### GIVEN PROBLEM
In the entries below, count every line with the string "своего". State the count and nothing else.

# INPUT MATERIAL start

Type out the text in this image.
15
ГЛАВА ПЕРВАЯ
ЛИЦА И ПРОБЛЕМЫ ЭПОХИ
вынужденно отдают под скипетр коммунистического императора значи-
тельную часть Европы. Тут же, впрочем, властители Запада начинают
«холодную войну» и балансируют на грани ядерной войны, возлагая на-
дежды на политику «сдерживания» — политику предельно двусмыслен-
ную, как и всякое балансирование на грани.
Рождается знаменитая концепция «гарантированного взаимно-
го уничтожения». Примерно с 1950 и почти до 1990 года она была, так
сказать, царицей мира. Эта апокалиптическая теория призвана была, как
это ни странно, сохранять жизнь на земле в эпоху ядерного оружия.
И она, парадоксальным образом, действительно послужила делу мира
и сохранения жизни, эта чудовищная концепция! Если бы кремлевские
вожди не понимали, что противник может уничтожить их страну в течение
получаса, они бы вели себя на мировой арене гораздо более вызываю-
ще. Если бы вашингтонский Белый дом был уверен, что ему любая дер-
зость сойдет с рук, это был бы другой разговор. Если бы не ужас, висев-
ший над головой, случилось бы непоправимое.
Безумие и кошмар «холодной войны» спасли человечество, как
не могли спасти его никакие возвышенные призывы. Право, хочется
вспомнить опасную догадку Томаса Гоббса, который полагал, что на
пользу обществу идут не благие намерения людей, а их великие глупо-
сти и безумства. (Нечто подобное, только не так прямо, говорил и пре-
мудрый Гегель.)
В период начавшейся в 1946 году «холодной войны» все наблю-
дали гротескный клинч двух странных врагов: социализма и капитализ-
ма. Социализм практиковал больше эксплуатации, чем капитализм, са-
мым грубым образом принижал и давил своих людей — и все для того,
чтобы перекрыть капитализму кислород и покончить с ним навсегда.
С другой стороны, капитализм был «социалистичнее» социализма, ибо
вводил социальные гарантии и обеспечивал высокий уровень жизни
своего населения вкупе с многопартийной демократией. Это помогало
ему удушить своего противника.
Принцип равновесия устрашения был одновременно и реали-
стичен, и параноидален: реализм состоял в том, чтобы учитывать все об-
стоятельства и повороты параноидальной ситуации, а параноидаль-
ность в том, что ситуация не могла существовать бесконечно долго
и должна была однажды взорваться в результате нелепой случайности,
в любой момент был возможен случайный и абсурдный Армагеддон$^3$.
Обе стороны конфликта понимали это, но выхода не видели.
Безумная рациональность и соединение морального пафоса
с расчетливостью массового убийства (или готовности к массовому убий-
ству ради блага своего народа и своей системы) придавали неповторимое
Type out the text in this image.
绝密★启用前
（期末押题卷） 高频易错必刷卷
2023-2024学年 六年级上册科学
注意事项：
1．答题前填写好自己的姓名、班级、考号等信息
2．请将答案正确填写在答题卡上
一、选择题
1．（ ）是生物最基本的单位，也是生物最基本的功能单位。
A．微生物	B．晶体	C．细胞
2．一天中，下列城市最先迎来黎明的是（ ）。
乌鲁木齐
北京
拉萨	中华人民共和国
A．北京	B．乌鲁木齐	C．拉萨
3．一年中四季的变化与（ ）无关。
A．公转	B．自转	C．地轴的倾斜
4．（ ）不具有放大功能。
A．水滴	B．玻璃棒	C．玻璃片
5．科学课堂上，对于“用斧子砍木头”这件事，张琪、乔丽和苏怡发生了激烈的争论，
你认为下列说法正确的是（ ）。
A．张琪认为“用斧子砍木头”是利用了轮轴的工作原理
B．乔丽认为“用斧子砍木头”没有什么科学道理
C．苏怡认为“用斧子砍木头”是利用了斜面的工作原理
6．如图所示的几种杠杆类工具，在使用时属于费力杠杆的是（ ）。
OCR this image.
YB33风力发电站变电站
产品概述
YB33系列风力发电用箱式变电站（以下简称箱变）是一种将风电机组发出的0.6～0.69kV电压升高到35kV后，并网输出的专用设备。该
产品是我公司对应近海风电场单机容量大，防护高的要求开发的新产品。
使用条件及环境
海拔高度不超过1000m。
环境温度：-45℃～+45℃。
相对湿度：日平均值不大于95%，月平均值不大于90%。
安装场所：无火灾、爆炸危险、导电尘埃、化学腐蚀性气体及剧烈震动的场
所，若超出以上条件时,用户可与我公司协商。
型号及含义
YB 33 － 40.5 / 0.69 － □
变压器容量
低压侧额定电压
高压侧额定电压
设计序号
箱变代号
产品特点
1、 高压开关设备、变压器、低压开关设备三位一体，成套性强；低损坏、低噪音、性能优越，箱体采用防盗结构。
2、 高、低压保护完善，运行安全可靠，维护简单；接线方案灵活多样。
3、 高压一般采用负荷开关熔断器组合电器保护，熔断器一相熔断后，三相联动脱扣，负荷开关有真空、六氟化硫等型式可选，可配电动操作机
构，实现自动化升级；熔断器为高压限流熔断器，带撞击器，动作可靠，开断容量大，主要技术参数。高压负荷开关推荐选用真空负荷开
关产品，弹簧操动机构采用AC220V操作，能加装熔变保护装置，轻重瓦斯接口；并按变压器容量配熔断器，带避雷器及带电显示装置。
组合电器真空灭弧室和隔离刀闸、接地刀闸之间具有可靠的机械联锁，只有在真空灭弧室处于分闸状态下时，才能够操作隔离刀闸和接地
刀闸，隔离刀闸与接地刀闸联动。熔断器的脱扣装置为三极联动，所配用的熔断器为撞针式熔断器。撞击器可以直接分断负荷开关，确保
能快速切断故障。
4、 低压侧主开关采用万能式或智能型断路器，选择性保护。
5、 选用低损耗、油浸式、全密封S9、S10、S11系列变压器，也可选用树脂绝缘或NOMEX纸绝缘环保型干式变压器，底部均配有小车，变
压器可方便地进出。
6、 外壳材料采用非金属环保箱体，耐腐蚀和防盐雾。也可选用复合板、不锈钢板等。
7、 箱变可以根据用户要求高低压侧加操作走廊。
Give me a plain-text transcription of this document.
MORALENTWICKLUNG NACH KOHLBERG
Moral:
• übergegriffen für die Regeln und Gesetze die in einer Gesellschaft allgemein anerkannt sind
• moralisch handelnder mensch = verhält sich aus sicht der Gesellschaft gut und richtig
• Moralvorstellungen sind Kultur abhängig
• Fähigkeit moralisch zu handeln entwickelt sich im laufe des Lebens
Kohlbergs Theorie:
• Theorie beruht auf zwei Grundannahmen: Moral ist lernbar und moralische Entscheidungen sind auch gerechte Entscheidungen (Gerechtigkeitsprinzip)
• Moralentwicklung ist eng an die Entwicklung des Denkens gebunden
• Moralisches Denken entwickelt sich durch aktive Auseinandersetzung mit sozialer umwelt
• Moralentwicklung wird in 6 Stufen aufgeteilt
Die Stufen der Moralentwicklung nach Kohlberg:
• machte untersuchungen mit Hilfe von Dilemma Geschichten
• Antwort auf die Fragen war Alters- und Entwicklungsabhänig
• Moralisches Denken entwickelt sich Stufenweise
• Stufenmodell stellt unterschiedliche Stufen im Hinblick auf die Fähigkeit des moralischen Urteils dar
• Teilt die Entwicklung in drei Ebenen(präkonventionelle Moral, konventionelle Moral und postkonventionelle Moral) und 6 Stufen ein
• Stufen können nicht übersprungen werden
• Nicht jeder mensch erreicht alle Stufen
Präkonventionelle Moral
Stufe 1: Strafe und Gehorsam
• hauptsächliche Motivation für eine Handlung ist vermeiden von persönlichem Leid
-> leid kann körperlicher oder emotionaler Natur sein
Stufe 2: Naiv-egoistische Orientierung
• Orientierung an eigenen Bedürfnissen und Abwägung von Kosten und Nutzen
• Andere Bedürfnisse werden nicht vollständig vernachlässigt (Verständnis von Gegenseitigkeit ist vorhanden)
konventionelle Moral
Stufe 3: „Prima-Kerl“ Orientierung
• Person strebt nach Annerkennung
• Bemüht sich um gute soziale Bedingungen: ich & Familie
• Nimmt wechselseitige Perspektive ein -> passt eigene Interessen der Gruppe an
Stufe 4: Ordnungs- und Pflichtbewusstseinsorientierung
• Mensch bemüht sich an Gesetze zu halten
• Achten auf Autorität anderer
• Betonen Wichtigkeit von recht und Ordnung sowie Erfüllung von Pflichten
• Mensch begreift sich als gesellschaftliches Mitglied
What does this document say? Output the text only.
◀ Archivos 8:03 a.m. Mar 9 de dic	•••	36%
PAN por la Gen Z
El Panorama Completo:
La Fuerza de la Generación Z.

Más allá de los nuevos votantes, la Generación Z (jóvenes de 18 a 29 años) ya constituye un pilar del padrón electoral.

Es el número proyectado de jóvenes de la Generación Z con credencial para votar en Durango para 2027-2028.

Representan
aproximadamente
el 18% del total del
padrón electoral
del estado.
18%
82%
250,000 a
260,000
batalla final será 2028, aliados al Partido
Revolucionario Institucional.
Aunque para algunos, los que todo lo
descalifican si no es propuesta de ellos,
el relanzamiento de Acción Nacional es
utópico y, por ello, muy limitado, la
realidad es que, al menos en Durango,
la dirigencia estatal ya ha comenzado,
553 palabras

# INPUT MATERIAL end

### FINAL RESULT
3